## WRITTEN PROBLEM
Reproduce every record below exactly as written, but leave out any pictures.

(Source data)
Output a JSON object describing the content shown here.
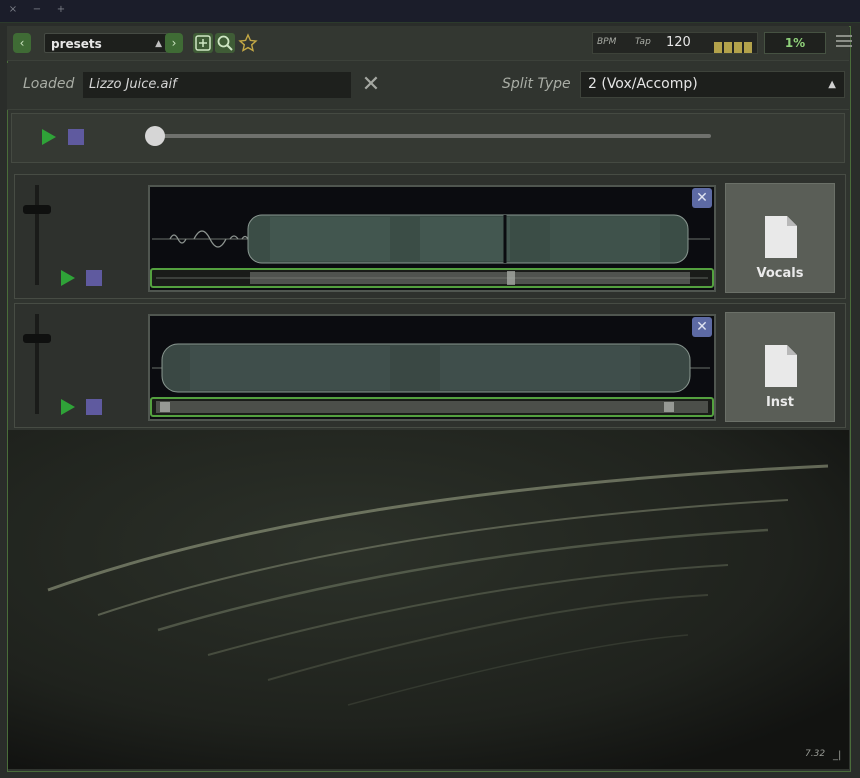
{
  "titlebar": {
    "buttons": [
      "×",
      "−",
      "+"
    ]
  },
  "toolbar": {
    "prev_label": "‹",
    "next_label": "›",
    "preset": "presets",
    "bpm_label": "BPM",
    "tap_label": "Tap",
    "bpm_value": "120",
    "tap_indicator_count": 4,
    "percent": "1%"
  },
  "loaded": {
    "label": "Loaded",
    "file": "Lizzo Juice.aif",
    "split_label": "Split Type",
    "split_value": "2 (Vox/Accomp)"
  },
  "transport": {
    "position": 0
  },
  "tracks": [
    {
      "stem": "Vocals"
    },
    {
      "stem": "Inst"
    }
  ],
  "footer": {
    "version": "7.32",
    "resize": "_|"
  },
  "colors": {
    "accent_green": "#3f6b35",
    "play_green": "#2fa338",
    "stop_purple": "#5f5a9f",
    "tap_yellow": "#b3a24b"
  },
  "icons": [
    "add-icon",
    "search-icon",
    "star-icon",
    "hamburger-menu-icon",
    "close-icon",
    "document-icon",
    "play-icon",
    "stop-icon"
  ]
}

## FINAL RESULT
Output a JSON object describing the content shown here.
{
  "titlebar": {
    "buttons": [
      "×",
      "−",
      "+"
    ]
  },
  "toolbar": {
    "prev_label": "‹",
    "next_label": "›",
    "preset": "presets",
    "bpm_label": "BPM",
    "tap_label": "Tap",
    "bpm_value": "120",
    "tap_indicator_count": 4,
    "percent": "1%"
  },
  "loaded": {
    "label": "Loaded",
    "file": "Lizzo Juice.aif",
    "split_label": "Split Type",
    "split_value": "2 (Vox/Accomp)"
  },
  "transport": {
    "position": 0
  },
  "tracks": [
    {
      "stem": "Vocals"
    },
    {
      "stem": "Inst"
    }
  ],
  "footer": {
    "version": "7.32",
    "resize": "_|"
  },
  "colors": {
    "accent_green": "#3f6b35",
    "play_green": "#2fa338",
    "stop_purple": "#5f5a9f",
    "tap_yellow": "#b3a24b"
  },
  "icons": [
    "add-icon",
    "search-icon",
    "star-icon",
    "hamburger-menu-icon",
    "close-icon",
    "document-icon",
    "play-icon",
    "stop-icon"
  ]
}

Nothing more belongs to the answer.